== Saved data entries ==
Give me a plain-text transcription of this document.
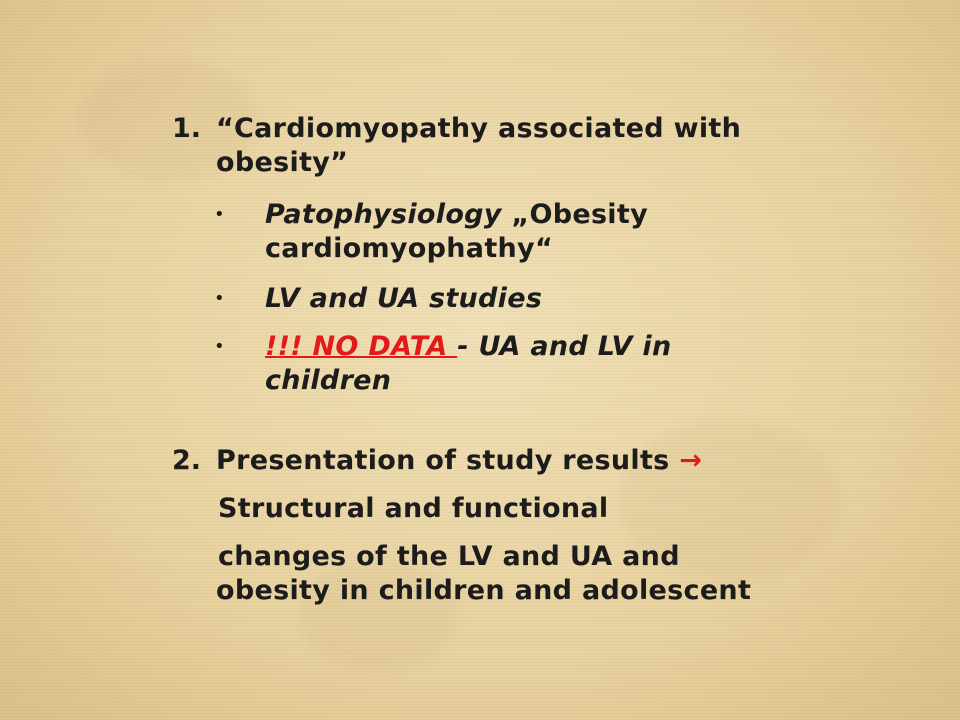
1. “Cardiomyopathy associated with
obesity”
• Patophysiology „Obesity
cardiomyophathy“
• LV and UA studies
• !!! NO DATA - UA and LV in
children
2. Presentation of study results →
Structural and functional
changes of the LV and UA and
obesity in children and adolescent
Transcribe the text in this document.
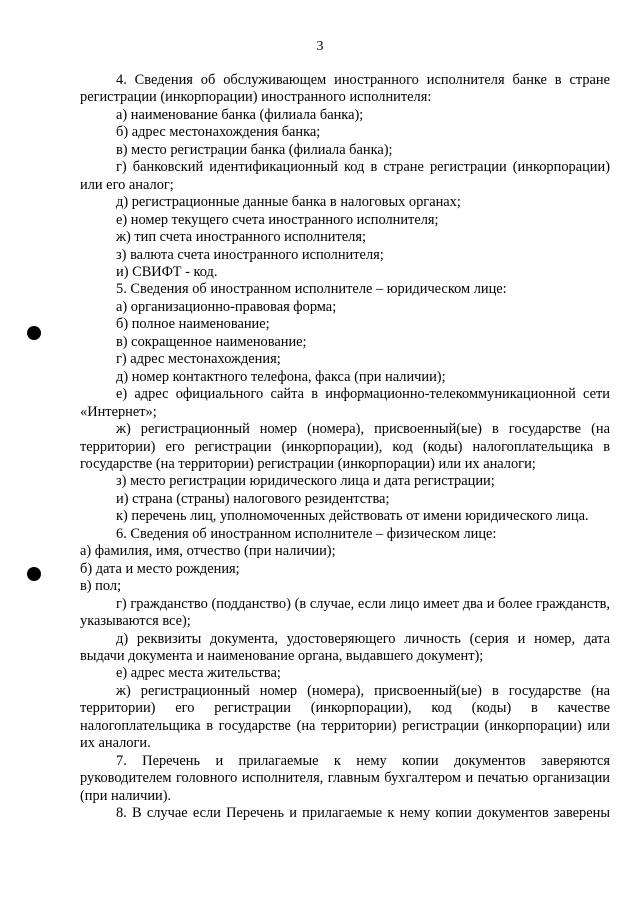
3

4. Сведения об обслуживающем иностранного исполнителя банке в стране регистрации (инкорпорации) иностранного исполнителя:

а) наименование банка (филиала банка);

б) адрес местонахождения банка;

в) место регистрации банка (филиала банка);

г) банковский идентификационный код в стране регистрации (инкорпорации) или его аналог;

д) регистрационные данные банка в налоговых органах;

е) номер текущего счета иностранного исполнителя;

ж) тип счета иностранного исполнителя;

з) валюта счета иностранного исполнителя;

и) СВИФТ - код.

5. Сведения об иностранном исполнителе – юридическом лице:

а) организационно-правовая форма;

б) полное наименование;

в) сокращенное наименование;

г) адрес местонахождения;

д) номер контактного телефона, факса (при наличии);

е) адрес официального сайта в информационно-телекоммуникационной сети «Интернет»;

ж) регистрационный номер (номера), присвоенный(ые) в государстве (на территории) его регистрации (инкорпорации), код (коды) налогоплательщика в государстве (на территории) регистрации (инкорпорации) или их аналоги;

з) место регистрации юридического лица и дата регистрации;

и) страна (страны) налогового резидентства;

к) перечень лиц, уполномоченных действовать от имени юридического лица.

6. Сведения об иностранном исполнителе – физическом лице:

а) фамилия, имя, отчество (при наличии);

б) дата и место рождения;

в) пол;

г) гражданство (подданство) (в случае, если лицо имеет два и более гражданств, указываются все);

д) реквизиты документа, удостоверяющего личность (серия и номер, дата выдачи документа и наименование органа, выдавшего документ);

е) адрес места жительства;

ж) регистрационный номер (номера), присвоенный(ые) в государстве (на территории) его регистрации (инкорпорации), код (коды) в качестве налогоплательщика в государстве (на территории) регистрации (инкорпорации) или их аналоги.

7. Перечень и прилагаемые к нему копии документов заверяются руководителем головного исполнителя, главным бухгалтером и печатью организации (при наличии).

8. В случае если Перечень и прилагаемые к нему копии документов заверены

== SHORT TASK ==
Examine the records and pull out every line where the string "Сведения" occurs.

== EXERCISE OUTPUT ==
4. Сведения об обслуживающем иностранного исполнителя банке в стране регистрации (инкорпорации) иностранного исполнителя:
5. Сведения об иностранном исполнителе – юридическом лице:
6. Сведения об иностранном исполнителе – физическом лице:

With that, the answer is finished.